►

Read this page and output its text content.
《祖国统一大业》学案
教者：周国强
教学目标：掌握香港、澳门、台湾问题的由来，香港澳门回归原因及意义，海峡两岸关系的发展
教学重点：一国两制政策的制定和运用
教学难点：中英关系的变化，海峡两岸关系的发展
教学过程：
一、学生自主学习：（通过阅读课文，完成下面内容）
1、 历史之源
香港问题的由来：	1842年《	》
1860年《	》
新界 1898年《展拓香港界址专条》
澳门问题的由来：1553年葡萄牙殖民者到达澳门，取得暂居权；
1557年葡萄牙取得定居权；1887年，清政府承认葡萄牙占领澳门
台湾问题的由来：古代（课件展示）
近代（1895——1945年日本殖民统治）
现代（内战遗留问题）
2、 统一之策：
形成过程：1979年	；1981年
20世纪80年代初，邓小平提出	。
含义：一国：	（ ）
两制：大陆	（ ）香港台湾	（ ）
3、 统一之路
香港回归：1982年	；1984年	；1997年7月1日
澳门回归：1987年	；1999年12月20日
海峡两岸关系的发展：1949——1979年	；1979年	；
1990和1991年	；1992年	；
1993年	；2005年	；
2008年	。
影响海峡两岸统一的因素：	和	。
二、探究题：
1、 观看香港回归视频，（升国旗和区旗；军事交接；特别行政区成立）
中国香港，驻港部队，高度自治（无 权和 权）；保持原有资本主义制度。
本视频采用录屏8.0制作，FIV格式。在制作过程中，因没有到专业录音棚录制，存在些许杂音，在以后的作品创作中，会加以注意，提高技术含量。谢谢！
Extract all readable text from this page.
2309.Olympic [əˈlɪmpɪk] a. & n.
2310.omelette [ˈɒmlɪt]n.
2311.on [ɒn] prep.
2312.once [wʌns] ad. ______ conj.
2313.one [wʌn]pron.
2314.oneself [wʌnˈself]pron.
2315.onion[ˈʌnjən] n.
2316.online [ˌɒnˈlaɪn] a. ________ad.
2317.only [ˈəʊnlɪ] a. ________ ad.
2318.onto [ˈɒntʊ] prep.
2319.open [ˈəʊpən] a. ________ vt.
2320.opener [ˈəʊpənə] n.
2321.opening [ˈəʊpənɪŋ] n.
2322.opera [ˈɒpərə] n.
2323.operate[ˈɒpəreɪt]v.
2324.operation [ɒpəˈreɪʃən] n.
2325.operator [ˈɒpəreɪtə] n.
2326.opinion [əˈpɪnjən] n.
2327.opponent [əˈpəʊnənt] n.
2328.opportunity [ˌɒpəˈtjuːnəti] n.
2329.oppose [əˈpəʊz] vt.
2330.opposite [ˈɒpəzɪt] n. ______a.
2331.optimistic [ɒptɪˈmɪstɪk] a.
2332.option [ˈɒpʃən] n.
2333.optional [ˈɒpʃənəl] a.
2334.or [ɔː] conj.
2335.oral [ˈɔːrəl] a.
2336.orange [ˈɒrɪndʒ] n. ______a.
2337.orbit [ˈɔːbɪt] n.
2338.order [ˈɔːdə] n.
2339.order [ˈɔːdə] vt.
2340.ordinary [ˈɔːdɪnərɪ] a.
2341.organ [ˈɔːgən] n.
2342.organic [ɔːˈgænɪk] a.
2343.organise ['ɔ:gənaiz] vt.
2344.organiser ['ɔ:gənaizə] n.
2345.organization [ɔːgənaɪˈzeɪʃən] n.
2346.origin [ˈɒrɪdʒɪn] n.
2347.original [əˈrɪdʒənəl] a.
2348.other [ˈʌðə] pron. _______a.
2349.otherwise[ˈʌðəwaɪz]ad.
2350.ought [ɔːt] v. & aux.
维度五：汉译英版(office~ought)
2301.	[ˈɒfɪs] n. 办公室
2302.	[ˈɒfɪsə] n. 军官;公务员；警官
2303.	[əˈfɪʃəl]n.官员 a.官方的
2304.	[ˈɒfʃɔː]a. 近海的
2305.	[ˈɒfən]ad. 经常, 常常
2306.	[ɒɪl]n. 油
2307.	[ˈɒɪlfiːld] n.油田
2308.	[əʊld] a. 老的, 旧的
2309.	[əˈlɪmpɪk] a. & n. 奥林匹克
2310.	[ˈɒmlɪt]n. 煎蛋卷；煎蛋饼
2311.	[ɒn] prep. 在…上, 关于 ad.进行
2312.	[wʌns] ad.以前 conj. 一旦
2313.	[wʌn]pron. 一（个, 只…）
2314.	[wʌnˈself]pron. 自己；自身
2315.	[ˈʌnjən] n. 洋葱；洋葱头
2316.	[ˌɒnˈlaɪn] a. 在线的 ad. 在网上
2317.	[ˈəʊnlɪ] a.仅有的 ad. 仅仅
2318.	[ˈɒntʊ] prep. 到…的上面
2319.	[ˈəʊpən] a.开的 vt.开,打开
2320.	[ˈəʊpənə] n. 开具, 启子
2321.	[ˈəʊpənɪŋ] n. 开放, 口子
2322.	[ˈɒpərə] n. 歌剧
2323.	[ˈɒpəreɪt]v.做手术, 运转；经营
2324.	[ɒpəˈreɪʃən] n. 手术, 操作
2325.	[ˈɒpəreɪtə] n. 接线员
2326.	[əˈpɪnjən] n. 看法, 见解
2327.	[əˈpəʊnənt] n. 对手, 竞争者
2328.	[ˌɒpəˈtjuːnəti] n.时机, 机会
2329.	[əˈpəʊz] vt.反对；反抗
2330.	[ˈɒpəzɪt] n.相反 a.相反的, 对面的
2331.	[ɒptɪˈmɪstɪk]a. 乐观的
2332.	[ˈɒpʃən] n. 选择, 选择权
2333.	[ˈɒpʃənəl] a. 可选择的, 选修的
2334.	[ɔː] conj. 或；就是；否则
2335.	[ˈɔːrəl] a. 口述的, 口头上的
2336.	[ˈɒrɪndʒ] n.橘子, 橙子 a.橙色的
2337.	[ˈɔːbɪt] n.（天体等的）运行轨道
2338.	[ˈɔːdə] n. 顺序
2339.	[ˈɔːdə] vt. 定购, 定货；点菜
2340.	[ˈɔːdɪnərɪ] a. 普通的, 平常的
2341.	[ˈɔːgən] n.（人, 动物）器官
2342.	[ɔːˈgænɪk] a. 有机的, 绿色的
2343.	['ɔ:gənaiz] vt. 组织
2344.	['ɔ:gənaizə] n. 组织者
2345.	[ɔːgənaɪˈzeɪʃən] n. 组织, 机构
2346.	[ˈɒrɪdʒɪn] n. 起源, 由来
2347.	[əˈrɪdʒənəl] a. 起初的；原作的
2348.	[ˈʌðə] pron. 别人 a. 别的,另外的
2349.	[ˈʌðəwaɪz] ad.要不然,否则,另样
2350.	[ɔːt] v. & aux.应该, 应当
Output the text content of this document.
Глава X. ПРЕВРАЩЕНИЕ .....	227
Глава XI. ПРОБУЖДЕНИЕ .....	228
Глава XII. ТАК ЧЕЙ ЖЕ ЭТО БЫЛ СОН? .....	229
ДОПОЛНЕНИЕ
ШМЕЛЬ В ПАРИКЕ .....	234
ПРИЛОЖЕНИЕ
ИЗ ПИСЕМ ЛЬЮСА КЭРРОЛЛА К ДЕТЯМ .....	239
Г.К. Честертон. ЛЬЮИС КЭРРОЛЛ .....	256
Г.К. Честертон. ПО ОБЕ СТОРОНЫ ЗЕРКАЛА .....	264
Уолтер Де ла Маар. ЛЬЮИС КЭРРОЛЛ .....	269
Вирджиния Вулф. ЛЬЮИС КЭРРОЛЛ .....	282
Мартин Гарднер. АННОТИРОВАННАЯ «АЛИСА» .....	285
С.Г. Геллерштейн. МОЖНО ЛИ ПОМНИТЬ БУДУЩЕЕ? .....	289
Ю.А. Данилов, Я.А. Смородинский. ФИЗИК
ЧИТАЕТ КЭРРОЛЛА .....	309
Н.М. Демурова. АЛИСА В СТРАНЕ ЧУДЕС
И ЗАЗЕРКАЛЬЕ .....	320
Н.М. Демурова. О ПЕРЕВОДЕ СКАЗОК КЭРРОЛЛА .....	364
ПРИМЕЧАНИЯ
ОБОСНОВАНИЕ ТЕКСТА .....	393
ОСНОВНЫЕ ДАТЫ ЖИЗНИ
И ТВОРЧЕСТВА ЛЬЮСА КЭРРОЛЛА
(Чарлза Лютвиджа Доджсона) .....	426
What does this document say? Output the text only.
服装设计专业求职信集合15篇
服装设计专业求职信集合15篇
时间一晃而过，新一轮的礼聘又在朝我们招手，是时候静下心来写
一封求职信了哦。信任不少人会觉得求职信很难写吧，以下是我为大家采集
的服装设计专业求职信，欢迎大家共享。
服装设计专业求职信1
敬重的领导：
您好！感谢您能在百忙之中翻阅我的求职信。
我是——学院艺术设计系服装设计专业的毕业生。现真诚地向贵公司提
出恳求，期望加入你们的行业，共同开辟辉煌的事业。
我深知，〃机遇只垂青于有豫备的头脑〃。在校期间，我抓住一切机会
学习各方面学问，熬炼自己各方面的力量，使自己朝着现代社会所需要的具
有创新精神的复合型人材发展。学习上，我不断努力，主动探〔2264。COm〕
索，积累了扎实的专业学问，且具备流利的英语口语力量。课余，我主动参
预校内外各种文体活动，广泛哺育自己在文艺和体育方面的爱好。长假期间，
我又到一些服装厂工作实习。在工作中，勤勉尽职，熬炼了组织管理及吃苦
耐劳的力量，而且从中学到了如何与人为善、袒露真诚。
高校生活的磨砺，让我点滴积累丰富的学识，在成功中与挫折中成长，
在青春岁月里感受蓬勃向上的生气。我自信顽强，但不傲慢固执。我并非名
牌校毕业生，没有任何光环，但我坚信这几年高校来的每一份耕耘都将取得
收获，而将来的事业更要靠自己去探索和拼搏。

◄

→ WHAT TO DO: Reproduce the lines word for word, starting at the one holding "What does this" and ending at the final line of the material above.

→ SOLUTION FOR THIS EXERCISE:
What does this document say? Output the text only.
服装设计专业求职信集合15篇
服装设计专业求职信集合15篇
时间一晃而过，新一轮的礼聘又在朝我们招手，是时候静下心来写
一封求职信了哦。信任不少人会觉得求职信很难写吧，以下是我为大家采集
的服装设计专业求职信，欢迎大家共享。
服装设计专业求职信1
敬重的领导：
您好！感谢您能在百忙之中翻阅我的求职信。
我是——学院艺术设计系服装设计专业的毕业生。现真诚地向贵公司提
出恳求，期望加入你们的行业，共同开辟辉煌的事业。
我深知，〃机遇只垂青于有豫备的头脑〃。在校期间，我抓住一切机会
学习各方面学问，熬炼自己各方面的力量，使自己朝着现代社会所需要的具
有创新精神的复合型人材发展。学习上，我不断努力，主动探〔2264。COm〕
索，积累了扎实的专业学问，且具备流利的英语口语力量。课余，我主动参
预校内外各种文体活动，广泛哺育自己在文艺和体育方面的爱好。长假期间，
我又到一些服装厂工作实习。在工作中，勤勉尽职，熬炼了组织管理及吃苦
耐劳的力量，而且从中学到了如何与人为善、袒露真诚。
高校生活的磨砺，让我点滴积累丰富的学识，在成功中与挫折中成长，
在青春岁月里感受蓬勃向上的生气。我自信顽强，但不傲慢固执。我并非名
牌校毕业生，没有任何光环，但我坚信这几年高校来的每一份耕耘都将取得
收获，而将来的事业更要靠自己去探索和拼搏。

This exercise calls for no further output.